── VORLIEGENDER TEXT

Gleiches gilt für alltäglichen Rassismus, der in der Extremismusforschung als Phänomen der am Rande der Gesellschaft operierenden Neonazis gedeutet wird, anstatt sich den gesellschaftlichen Wurzeln zu widmen, die täglich an Stammtischen, in Reden über rumänische Arbeitsmoral oder Zeitungsartikel über kriminelle AusländerInnen durchschimmern. Dies geht Hand in Hand mit offenkundig ökonomisch rationalen Ansichten zur Standortpolitik und die Produktion strukturellen Rassismus über Nationalitäten und Flüchtlingsabwehr die nichts als den Kapitalismus und damit die allgemeine Ausbeutung aller Menschen konserviert.
In diese Kerbe der durch die Extremismusforschung vordefinierte Sicht auf die Gesellschaft schlägt auch der Chemnitzer Professor für vergleichende Regierungslehre Gerd Strohmeier mit seinen Thesen zu Bibi Blocksberg und Benjamin Blümchen. Hierfür untersucht er die linksextreme Gefahr für Kinder neben Bibi und Benjamin anhand von Personen wie Karla Kolumna und dem Bürgermeister von Neustadt. Während Karla Kolumna, die rasende Reporterin, als Vertreterin kritischer Medien dargestellt wird, zeichnen die Autorinnen ein negatives Bild vom korrupten, unfähigen Bürgermeister, als der Autorität von Neustadt. Strohmeier stellt nicht die Frage, wie berechtigt das Ziel ist, Kindern das Zusammenspiel gesellschaftlicher Kräfte vorzuführen sowie die Legitimität a priorischer Autorität zu hinterfragen.
Für ihn sind Zivilcourage, Basisdemokratie, Pazifismus, Antikapitalismus sowie antihierachisches Denken keineswegs anzustrebende Eigenschaften eines demokratischen Individuums. Die wünschenswerte Teilnahme an Gesellschaft und politischen Auseinandersetzungen sieht Strohmeier als Bedrohung an und blendet damit jeden Emanzipationsbegriff aus.
Eine weitere populäre Errungenschaft der Universität ist Professor Heiner Rindermann. Dieser machte im Deutschlandfunk Ausführungen zu den genetischen Unterschieden zwischen Menschen und leitet daraus deren kulturelle Vielfalt sowie soziale Verschiedenheiten ab und hält weiter am Begriff der Rassen fest.

────
── DATEN ZUR PRÜFUNG

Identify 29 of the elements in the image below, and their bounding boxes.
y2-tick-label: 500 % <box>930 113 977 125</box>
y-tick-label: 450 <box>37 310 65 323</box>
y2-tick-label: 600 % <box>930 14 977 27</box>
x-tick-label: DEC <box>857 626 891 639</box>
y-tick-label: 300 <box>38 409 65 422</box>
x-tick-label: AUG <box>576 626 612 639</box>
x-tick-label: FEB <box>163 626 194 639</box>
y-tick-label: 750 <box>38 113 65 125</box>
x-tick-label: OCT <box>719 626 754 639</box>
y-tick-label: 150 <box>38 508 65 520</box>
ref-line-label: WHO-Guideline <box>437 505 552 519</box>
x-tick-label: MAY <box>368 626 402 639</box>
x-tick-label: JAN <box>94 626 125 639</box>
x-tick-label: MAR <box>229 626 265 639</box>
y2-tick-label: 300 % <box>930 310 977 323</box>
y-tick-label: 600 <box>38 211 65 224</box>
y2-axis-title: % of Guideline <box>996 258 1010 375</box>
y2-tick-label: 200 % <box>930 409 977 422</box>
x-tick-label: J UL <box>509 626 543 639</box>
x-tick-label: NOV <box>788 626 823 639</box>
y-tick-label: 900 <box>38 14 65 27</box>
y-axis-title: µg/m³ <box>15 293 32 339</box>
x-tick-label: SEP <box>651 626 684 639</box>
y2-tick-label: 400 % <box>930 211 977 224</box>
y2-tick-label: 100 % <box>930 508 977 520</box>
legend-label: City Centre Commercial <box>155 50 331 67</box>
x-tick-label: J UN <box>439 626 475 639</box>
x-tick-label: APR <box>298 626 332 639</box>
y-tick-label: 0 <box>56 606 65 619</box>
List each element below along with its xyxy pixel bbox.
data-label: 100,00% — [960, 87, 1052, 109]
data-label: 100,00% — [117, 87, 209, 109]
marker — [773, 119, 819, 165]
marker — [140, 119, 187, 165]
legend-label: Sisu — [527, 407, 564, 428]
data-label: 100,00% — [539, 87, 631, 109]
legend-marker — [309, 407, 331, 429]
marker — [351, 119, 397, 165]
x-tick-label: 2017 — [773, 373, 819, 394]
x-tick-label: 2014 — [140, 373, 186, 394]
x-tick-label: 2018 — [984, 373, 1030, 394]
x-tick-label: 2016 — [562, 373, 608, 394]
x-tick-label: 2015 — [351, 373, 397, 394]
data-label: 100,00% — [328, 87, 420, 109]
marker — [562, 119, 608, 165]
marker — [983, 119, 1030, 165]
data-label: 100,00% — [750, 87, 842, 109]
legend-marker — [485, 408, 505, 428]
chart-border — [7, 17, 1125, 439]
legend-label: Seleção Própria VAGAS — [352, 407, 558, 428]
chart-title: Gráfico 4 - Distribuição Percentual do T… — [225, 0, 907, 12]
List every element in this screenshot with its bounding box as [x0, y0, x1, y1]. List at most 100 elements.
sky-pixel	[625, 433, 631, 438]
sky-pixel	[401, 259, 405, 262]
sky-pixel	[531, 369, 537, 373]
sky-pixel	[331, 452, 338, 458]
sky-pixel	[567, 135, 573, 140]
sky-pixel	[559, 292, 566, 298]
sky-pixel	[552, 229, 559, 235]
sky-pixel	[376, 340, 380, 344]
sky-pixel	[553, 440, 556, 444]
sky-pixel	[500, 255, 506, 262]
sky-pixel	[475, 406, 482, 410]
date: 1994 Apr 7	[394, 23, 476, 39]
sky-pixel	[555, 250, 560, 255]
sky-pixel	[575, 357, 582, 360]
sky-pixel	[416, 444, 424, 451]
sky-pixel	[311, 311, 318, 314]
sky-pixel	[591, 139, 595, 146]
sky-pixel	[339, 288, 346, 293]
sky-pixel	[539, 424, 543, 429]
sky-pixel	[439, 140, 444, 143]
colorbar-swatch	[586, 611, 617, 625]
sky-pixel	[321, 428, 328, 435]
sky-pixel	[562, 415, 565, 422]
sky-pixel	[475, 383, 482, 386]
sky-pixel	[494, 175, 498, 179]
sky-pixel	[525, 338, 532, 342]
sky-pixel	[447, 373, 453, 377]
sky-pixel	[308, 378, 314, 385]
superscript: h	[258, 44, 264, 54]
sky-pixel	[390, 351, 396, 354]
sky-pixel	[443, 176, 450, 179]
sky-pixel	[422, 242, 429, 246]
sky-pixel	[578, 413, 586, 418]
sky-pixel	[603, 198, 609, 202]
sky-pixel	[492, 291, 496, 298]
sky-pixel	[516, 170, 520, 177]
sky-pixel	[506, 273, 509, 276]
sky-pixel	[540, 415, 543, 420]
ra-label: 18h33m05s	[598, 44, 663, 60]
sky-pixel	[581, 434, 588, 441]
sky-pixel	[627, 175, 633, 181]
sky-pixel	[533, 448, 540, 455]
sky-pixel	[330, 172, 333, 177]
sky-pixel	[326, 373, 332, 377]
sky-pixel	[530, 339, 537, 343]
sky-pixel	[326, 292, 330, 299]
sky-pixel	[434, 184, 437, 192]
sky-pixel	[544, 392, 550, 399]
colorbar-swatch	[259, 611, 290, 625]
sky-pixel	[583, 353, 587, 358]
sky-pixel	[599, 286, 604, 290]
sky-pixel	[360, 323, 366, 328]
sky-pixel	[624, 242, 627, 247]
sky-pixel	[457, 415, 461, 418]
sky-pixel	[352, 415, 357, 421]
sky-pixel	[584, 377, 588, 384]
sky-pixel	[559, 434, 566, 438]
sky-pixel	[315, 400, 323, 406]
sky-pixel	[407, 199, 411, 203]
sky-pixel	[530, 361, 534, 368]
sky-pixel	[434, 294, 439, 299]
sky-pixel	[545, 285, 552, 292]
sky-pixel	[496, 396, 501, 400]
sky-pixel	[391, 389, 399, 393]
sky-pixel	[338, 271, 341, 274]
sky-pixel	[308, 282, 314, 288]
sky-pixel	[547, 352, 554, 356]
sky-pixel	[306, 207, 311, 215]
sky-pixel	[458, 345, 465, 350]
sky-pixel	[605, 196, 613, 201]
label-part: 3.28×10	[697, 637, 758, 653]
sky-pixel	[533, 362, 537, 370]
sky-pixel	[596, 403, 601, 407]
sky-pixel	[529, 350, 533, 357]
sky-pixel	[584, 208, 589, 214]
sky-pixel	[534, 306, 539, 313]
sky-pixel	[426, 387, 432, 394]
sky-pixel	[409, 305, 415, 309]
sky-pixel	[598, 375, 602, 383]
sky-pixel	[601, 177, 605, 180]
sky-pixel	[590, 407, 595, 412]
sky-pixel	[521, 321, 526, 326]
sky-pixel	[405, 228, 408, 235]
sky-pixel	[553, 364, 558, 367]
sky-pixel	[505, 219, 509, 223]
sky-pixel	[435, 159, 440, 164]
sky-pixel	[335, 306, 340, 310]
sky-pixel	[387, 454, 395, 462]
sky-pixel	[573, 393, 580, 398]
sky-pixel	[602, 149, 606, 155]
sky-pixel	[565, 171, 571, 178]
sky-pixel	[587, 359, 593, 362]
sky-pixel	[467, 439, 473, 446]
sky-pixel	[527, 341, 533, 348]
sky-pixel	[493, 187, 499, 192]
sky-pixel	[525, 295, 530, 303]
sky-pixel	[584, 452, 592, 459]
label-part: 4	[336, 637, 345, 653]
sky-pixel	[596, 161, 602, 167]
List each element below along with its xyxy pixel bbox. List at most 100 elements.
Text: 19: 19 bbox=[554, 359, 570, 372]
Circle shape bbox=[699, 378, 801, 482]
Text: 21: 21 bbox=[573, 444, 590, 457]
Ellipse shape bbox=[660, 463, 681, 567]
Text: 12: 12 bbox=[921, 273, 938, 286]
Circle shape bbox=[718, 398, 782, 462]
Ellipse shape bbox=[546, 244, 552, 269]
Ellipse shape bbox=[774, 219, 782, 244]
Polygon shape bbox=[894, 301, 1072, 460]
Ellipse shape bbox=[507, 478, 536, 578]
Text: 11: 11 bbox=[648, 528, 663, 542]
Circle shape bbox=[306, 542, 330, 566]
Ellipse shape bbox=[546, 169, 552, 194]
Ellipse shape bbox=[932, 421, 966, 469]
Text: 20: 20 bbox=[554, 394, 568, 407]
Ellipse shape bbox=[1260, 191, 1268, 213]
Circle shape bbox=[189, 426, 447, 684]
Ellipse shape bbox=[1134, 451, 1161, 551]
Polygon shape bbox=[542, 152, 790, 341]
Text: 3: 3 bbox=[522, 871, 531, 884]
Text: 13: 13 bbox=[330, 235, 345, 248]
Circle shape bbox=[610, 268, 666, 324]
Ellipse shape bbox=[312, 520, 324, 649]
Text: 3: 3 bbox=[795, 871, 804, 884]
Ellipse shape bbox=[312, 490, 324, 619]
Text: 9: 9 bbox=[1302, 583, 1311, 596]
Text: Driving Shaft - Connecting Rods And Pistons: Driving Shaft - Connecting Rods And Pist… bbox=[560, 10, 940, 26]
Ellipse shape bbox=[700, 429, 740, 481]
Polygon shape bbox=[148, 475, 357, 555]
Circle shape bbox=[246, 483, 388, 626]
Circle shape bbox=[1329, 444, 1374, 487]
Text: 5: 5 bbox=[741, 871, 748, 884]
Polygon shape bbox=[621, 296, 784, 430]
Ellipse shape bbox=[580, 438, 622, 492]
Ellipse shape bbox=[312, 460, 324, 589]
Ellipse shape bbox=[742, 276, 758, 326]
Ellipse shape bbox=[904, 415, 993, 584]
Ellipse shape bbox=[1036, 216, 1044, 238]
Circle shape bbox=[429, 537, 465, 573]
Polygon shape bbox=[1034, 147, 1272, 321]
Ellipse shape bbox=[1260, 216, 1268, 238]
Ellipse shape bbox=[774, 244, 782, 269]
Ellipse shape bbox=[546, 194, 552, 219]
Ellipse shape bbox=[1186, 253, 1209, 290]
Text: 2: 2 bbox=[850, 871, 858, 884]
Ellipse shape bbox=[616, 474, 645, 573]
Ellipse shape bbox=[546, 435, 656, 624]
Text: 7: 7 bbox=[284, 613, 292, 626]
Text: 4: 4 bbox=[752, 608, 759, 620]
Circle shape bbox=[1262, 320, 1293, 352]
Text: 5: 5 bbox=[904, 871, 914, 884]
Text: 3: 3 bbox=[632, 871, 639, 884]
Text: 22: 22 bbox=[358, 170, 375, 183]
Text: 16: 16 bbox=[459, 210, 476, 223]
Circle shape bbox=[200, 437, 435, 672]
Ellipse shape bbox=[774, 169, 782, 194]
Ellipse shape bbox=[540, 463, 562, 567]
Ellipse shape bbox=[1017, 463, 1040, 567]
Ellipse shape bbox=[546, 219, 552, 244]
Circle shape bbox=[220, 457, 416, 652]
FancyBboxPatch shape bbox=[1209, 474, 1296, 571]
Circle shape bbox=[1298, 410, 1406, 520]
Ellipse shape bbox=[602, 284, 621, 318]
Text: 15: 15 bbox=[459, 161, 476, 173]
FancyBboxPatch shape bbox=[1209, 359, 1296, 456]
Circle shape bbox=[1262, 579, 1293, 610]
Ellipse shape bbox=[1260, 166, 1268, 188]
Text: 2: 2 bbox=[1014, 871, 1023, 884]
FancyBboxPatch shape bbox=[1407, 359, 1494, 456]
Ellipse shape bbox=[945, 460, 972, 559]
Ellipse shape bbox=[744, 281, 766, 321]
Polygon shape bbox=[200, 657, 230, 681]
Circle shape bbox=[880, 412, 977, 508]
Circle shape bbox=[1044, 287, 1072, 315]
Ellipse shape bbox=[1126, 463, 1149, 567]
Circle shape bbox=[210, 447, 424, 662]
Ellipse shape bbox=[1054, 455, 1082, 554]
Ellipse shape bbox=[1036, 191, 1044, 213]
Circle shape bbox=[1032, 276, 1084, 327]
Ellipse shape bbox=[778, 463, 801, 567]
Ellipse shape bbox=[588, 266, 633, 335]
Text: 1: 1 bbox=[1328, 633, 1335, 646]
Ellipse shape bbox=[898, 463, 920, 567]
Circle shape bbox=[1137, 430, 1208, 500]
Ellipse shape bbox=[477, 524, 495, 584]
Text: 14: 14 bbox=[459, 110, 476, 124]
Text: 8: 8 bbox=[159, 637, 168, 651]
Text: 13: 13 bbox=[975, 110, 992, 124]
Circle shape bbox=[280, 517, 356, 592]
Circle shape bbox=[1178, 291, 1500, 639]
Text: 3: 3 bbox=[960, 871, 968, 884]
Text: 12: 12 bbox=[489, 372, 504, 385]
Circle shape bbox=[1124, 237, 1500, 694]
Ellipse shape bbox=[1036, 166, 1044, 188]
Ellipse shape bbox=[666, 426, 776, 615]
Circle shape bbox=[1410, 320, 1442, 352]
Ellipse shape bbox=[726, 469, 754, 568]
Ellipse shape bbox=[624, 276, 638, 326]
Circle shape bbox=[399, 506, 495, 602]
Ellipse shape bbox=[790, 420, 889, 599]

────

- **VERSTÄNDNIS PRÜFEN**:
1. Nennen Sie alle Figuren aus Kinderhörspielen, anhand derer Strohmeier laut dem Text zur Extremismusforschung die linksextreme Gefahr für Kinder untersucht.
2. Schreiben Sie aus dem Text zur Extremismusforschung den Abschnitt wortgetreu ab, der mit "Für ihn sind" beginnt und mit "der Rassen fest." endet.
3. Geben Sie an, ob die folgenden Aussagen mit dem Text zur Extremismusforschung übereinstimmen, und belegen Sie jede Antwort mit den entscheidenden Worten des Textes: (a) Gerd Strohmeier ist Professor für vergleichende Regierungslehre in Chemnitz. (b) Heiner Rindermann lehnt den Begriff der Rassen ab. (c) Karla Kolumna wird als Vertreterin kritischer Medien dargestellt.
Die Daten werden für die Bearbeitung nicht benötigt.

- **LÖSUNGEN**:
1. Bibi Blocksberg, Benjamin Blümchen, Karla Kolumna und der Bürgermeister von Neustadt.

2.
Für ihn sind Zivilcourage, Basisdemokratie, Pazifismus, Antikapitalismus sowie antihierachisches Denken keineswegs anzustrebende Eigenschaften eines demokratischen Individuums. Die wünschenswerte Teilnahme an Gesellschaft und politischen Auseinandersetzungen sieht Strohmeier als Bedrohung an und blendet damit jeden Emanzipationsbegriff aus.
Eine weitere populäre Errungenschaft der Universität ist Professor Heiner Rindermann. Dieser machte im Deutschlandfunk Ausführungen zu den genetischen Unterschieden zwischen Menschen und leitet daraus deren kulturelle Vielfalt sowie soziale Verschiedenheiten ab und hält weiter am Begriff der Rassen fest.

3.
(a) Ja: "der Chemnitzer Professor für vergleichende Regierungslehre Gerd Strohmeier".
(b) Nein: "hält weiter am Begriff der Rassen fest".
(c) Ja: "als Vertreterin kritischer Medien dargestellt".